**Exercise directions**
How many lines in the data below contain the word "ways"? Reply with the number only.

**Supplied material**
◇ ◇ ◇ ◇ ◇

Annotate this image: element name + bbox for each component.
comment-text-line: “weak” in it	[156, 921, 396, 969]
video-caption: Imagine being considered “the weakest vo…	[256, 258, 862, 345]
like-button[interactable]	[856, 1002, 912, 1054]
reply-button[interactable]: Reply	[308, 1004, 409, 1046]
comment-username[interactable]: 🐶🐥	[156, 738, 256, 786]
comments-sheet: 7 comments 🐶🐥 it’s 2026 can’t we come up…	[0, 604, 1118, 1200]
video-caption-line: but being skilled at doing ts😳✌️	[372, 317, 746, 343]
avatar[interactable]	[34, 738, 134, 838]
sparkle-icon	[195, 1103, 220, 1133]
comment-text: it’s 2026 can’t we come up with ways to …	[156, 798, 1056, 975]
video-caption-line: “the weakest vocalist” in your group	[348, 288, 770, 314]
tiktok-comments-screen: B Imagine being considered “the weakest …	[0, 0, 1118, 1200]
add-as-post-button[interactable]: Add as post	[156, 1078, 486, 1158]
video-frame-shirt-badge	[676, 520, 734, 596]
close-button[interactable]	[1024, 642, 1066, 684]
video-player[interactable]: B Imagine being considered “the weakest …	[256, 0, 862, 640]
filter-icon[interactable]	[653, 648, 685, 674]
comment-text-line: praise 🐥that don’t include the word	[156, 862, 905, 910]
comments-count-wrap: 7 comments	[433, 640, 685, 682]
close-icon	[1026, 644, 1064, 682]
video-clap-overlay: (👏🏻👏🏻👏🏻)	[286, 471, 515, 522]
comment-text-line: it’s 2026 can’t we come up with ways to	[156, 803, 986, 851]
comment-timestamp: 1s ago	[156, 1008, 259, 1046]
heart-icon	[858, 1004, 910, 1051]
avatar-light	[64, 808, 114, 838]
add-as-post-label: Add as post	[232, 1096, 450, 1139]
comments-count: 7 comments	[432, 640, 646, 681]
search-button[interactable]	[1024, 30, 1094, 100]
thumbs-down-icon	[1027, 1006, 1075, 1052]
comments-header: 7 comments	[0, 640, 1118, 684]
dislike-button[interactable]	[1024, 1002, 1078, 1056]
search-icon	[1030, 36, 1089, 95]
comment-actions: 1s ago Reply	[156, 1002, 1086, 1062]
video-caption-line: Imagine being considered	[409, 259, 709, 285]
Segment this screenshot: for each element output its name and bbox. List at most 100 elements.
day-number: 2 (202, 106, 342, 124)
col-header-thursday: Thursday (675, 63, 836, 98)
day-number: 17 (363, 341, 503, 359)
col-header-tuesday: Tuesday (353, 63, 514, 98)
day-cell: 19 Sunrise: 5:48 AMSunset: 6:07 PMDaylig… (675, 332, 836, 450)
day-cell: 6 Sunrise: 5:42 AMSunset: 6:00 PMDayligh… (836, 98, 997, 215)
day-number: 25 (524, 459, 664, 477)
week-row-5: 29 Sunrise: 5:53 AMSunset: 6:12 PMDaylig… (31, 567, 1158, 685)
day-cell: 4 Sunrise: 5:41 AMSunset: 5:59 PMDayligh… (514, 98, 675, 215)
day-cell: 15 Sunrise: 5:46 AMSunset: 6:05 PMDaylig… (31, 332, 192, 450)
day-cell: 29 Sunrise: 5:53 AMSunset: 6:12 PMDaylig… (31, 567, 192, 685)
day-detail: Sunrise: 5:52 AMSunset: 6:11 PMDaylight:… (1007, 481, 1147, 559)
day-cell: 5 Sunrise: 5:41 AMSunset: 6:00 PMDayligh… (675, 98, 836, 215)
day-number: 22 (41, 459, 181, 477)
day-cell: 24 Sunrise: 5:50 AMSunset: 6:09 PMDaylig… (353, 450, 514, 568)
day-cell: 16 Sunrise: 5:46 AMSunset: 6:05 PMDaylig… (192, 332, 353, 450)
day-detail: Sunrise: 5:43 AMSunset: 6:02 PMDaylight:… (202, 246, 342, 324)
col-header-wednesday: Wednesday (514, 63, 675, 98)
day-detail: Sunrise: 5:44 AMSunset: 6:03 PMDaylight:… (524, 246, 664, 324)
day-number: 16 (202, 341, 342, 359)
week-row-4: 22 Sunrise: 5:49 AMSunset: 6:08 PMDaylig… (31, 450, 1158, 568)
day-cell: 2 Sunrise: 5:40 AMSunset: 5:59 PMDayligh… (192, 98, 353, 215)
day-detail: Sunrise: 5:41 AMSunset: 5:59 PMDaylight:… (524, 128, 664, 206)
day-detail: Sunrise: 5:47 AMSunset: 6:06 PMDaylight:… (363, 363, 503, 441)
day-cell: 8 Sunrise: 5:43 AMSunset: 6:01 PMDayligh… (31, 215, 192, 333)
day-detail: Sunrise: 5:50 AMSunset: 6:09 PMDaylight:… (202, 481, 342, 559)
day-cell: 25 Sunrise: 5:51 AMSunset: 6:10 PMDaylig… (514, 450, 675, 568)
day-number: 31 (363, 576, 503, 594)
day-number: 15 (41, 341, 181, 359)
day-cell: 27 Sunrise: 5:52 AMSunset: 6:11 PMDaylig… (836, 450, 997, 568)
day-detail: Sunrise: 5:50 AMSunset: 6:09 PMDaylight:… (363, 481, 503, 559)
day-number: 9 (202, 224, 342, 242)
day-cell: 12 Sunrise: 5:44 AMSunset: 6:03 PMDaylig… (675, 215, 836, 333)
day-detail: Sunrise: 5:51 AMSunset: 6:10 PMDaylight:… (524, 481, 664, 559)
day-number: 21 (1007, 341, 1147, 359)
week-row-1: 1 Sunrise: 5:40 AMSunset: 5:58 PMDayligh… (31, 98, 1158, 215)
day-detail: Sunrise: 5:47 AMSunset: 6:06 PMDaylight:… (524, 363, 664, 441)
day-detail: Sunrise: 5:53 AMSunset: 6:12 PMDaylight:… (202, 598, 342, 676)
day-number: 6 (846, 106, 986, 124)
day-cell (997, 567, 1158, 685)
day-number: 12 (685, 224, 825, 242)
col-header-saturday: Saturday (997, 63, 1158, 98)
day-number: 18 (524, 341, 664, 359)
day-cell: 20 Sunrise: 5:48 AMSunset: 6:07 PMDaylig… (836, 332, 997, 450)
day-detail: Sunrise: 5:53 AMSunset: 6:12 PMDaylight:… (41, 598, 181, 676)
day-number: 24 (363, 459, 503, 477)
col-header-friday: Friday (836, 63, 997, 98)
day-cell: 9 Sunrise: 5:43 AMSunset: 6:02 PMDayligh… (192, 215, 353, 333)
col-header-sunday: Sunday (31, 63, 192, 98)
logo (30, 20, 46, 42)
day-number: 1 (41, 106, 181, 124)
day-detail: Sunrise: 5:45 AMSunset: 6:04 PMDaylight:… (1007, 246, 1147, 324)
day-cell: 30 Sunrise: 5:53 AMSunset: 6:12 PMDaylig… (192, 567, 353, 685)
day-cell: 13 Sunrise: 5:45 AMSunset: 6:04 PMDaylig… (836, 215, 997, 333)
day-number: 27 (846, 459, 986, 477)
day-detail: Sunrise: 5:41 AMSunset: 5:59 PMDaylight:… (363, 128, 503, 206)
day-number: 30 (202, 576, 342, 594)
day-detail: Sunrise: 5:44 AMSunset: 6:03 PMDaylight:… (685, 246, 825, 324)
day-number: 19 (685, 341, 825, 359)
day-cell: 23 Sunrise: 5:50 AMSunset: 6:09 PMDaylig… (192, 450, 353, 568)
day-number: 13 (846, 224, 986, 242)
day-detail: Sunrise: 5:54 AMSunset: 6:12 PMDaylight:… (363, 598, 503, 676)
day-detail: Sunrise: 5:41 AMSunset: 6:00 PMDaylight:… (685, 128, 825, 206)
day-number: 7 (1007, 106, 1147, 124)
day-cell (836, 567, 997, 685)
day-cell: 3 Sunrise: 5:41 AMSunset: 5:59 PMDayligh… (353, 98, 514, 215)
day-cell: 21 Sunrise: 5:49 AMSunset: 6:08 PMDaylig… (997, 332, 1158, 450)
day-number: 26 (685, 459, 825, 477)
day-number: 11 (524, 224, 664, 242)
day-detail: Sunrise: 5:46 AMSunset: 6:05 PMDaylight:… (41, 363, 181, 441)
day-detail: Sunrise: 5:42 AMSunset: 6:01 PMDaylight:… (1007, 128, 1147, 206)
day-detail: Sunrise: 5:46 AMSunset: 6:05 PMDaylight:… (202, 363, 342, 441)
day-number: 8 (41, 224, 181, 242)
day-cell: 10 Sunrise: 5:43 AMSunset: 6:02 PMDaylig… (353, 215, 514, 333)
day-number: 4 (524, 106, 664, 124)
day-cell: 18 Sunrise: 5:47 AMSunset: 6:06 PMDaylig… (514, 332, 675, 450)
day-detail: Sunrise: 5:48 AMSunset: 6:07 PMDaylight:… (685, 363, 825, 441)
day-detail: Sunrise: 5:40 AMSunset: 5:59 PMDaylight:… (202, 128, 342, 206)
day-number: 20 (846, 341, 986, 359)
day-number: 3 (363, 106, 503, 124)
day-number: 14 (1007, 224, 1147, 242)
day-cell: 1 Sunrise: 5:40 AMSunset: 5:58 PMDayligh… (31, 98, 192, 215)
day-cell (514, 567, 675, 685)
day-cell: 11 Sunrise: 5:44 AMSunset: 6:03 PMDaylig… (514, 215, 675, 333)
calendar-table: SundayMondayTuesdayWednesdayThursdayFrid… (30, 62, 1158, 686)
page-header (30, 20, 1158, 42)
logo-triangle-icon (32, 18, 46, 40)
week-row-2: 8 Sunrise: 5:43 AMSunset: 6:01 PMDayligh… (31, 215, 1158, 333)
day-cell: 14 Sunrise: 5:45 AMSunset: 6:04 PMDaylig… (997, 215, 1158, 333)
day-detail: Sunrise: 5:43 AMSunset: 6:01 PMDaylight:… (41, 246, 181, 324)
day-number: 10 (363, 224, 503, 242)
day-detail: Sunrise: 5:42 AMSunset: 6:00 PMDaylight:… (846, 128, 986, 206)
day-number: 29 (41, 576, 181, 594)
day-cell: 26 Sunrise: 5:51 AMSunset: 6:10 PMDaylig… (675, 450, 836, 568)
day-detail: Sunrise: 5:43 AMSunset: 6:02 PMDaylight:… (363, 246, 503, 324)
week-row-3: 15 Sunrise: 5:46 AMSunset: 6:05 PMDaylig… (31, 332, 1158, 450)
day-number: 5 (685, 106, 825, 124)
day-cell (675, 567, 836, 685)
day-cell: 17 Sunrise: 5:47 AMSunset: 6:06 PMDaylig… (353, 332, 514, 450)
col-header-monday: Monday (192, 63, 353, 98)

◇ ◇ ◇ ◇ ◇

**Exercise result**
2